Instructions to follow: State only how many lines contain the string "this".

Records that describe figures
▬▬▬

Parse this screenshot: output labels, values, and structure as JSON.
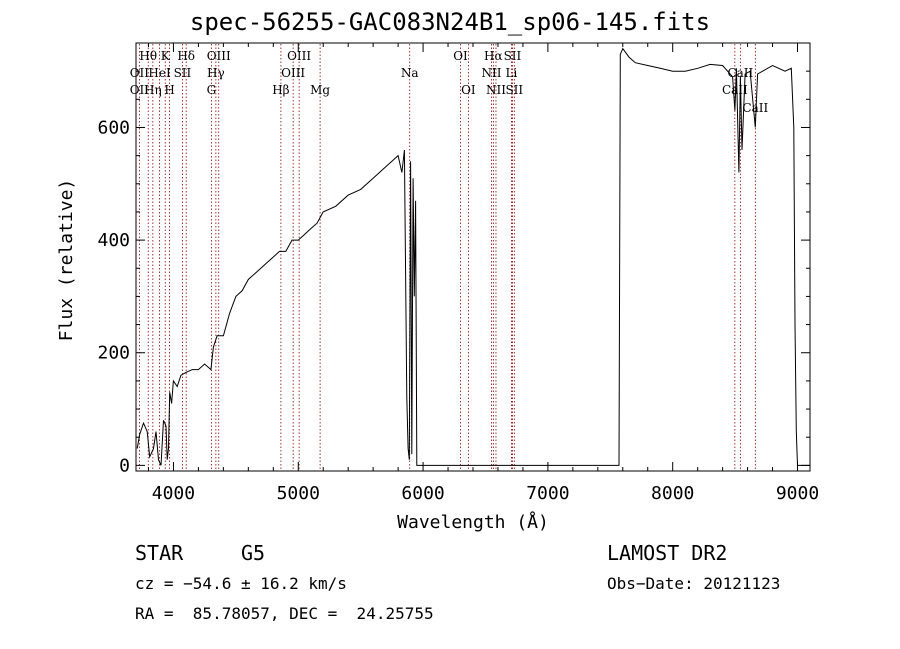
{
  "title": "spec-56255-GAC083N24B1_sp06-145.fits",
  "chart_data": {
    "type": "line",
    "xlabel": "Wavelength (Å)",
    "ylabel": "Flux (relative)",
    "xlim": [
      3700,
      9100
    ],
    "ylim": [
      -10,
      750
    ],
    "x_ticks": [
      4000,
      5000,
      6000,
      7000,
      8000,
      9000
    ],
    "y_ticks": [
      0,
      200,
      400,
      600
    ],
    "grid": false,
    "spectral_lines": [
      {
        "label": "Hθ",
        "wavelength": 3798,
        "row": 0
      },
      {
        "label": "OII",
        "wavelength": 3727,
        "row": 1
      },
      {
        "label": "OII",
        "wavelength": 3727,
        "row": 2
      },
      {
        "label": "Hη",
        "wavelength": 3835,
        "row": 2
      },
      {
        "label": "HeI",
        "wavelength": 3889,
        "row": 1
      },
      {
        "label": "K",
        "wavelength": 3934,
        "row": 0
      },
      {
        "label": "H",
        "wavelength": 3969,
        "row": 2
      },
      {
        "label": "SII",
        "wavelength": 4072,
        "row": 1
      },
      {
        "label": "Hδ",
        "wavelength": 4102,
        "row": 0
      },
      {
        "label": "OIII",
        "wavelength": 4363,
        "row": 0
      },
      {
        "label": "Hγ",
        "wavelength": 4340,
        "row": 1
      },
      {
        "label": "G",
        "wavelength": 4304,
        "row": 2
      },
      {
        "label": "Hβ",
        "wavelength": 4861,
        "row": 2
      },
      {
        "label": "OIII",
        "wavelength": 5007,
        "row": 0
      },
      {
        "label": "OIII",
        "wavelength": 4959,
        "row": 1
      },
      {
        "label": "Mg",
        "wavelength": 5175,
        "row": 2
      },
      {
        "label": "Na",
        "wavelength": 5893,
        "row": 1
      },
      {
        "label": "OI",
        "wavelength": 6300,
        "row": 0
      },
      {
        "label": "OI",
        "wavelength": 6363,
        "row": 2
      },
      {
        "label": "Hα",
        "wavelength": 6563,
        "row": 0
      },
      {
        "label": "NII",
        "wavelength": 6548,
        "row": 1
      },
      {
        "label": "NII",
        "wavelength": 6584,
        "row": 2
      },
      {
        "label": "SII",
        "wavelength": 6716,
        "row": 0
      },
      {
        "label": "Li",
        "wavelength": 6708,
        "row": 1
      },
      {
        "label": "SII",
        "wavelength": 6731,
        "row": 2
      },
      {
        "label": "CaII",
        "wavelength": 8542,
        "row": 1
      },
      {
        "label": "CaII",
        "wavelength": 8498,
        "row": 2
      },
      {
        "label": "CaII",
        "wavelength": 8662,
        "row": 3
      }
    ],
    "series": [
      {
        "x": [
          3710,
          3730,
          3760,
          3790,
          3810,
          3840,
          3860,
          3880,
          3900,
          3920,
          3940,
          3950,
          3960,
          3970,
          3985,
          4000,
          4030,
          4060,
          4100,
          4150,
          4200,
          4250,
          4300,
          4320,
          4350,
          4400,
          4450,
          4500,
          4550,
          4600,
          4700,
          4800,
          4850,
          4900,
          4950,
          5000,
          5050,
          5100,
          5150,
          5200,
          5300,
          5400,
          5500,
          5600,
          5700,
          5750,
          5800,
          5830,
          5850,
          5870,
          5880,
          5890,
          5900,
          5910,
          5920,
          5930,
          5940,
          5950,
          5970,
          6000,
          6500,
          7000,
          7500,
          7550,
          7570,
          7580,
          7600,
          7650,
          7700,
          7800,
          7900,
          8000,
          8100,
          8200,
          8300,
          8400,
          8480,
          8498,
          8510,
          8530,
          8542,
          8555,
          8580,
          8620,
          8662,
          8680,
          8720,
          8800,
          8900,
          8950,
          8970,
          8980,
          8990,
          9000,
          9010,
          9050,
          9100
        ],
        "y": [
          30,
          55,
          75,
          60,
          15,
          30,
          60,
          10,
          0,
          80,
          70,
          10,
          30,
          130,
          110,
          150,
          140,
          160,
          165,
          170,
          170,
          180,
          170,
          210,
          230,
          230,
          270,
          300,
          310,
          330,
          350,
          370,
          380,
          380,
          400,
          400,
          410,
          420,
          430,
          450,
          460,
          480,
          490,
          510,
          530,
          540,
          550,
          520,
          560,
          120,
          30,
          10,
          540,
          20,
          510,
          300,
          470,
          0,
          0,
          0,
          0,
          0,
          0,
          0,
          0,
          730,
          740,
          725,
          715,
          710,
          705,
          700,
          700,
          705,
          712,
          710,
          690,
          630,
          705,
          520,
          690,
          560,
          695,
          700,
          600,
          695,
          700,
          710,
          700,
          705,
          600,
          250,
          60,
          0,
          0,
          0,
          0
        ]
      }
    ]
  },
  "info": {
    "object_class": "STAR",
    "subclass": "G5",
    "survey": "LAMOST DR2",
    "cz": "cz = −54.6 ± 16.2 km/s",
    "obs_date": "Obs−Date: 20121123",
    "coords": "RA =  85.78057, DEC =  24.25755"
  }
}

▬▬▬

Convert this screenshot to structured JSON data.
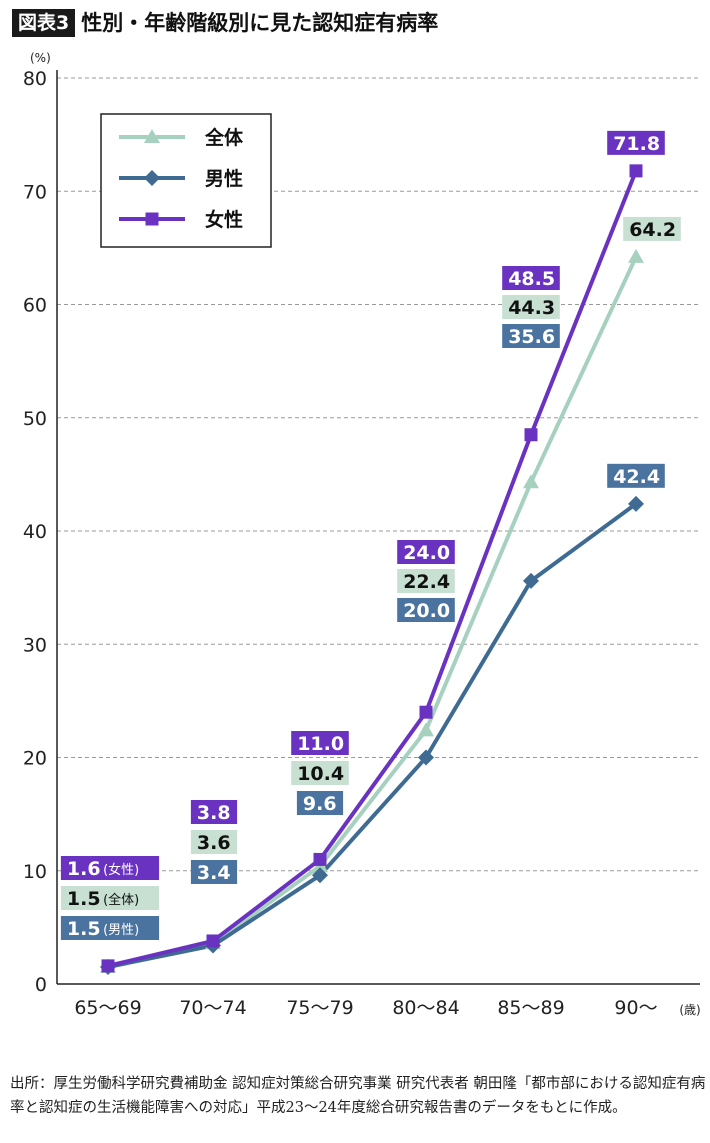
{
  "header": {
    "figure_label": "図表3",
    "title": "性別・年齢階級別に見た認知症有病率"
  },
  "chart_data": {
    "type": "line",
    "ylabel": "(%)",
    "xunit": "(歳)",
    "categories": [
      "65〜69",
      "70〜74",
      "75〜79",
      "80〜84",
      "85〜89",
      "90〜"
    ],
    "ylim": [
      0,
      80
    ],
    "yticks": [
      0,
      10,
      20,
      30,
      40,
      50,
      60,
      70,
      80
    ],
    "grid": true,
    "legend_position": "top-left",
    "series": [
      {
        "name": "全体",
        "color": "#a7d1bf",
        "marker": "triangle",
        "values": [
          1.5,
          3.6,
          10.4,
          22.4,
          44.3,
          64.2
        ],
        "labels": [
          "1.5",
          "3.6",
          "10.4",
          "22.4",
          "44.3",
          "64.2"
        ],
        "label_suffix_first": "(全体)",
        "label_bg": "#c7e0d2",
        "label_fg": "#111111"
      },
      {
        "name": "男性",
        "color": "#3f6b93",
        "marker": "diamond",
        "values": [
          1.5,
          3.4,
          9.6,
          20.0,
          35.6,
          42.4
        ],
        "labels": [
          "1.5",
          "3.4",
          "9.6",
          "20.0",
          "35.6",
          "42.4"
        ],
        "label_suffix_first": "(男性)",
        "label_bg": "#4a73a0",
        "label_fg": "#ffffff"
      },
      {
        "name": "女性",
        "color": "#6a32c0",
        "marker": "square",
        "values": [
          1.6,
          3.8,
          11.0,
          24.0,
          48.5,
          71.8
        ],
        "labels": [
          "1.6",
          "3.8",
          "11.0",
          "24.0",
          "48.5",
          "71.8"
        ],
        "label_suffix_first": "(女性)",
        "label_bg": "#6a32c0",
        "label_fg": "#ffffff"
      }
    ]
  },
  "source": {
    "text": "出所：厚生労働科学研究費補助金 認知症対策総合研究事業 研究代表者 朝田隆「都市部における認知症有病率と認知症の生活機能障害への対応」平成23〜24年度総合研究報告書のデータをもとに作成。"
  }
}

▬▬▬

Solved problem: 2